Records about charts and figures
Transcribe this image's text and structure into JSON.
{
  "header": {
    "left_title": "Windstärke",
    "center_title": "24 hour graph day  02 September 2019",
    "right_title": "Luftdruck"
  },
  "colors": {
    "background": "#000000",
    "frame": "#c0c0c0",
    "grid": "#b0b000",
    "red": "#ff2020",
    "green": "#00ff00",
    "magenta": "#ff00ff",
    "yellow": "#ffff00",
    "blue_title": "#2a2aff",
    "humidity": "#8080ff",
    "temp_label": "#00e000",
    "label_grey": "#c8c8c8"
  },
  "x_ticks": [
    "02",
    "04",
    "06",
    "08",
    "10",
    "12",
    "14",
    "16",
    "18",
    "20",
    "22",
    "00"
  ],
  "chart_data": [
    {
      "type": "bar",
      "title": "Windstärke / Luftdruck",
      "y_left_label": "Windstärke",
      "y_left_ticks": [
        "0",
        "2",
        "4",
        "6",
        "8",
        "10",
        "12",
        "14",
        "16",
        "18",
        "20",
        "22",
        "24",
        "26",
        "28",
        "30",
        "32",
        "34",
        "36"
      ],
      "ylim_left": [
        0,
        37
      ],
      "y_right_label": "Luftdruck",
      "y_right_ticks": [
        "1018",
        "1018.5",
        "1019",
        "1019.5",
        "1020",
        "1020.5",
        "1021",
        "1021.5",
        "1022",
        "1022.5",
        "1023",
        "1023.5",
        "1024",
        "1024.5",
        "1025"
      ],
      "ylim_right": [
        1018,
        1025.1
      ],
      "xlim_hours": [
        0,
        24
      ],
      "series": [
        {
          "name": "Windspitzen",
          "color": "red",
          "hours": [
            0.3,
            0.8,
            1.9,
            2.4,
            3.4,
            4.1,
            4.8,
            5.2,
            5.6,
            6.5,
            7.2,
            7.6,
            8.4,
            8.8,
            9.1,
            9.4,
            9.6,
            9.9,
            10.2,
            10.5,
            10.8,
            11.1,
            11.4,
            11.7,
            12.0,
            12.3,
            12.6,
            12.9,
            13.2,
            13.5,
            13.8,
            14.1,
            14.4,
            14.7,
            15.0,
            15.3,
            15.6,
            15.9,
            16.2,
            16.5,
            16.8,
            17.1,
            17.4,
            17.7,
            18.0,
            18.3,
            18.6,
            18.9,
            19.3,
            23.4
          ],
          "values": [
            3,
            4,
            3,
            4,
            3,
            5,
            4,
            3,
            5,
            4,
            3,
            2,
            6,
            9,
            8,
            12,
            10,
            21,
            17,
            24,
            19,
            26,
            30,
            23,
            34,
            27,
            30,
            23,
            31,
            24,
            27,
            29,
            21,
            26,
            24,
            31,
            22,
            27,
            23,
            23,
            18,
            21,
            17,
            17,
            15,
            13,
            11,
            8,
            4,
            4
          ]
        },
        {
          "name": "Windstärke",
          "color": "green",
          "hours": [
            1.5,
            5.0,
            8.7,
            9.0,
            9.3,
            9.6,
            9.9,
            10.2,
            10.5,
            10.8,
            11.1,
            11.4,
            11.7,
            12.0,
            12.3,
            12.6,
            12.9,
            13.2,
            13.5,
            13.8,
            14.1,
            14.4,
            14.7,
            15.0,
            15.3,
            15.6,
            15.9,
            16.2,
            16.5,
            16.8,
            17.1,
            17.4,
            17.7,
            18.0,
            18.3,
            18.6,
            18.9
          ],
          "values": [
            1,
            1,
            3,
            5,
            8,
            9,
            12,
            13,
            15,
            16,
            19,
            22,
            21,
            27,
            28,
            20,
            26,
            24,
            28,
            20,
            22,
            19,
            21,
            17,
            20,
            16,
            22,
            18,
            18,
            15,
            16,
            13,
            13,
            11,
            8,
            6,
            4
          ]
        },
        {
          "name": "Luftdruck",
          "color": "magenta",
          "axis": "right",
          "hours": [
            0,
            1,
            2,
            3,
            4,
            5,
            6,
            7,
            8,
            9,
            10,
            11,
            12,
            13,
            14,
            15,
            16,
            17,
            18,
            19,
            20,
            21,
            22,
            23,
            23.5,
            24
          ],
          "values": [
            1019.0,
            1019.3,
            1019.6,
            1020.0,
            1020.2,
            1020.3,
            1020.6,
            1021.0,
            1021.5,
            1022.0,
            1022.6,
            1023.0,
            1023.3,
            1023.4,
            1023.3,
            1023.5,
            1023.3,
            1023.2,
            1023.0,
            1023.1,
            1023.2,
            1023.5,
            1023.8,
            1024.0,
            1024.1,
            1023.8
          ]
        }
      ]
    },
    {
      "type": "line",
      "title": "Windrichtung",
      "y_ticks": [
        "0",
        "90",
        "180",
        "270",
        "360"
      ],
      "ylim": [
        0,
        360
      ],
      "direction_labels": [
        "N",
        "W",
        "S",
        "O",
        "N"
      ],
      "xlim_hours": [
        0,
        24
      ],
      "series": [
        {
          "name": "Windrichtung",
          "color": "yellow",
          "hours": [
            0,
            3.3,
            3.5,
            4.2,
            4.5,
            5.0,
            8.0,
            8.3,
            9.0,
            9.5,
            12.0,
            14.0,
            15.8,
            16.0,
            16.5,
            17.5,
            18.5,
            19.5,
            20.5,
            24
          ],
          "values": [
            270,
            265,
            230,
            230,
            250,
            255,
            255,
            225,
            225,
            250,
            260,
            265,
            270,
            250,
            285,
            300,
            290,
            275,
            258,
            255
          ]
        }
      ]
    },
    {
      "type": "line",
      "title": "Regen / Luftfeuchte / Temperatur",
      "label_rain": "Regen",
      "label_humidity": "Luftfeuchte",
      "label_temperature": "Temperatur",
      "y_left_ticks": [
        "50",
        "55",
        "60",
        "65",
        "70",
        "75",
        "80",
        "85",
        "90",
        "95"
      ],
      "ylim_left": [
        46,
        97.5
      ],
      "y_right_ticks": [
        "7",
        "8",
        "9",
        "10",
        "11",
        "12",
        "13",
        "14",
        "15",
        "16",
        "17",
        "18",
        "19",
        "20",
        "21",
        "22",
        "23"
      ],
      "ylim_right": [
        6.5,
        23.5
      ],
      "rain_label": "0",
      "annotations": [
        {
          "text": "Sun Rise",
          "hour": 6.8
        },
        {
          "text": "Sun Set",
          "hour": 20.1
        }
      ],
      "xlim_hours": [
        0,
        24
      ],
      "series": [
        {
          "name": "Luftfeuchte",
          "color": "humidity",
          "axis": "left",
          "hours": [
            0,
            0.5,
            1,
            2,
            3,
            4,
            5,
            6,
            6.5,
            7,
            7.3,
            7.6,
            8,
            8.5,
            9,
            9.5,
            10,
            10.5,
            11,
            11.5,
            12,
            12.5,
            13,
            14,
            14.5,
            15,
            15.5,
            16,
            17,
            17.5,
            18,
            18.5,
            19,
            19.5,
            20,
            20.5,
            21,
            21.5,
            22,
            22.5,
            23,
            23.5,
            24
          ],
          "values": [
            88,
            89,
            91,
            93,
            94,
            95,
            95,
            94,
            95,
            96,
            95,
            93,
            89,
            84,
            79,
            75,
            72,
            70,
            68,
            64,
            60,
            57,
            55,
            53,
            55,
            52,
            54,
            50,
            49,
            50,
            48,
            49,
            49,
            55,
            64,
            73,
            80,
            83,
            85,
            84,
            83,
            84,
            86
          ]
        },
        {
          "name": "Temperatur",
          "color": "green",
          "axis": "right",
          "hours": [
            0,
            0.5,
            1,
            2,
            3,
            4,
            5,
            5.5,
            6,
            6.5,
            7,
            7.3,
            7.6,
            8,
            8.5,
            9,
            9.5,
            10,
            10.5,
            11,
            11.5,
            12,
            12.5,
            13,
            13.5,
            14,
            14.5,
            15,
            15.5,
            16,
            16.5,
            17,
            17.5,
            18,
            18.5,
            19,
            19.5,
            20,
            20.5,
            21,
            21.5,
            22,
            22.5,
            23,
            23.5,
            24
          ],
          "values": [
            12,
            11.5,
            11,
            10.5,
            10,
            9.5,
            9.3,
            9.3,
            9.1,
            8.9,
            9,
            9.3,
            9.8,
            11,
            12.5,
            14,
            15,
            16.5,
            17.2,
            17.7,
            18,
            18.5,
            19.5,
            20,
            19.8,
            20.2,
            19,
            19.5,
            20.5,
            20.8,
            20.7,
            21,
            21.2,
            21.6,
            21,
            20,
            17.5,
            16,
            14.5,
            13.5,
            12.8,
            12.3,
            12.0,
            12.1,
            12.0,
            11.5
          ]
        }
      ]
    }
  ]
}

**PROBLEM TO SOLVE:** From the listing, copy every line where the string "Regen" appears.

**ANSWER IN FULL:**
      "title": "Regen / Luftfeuchte / Temperatur",
      "label_rain": "Regen",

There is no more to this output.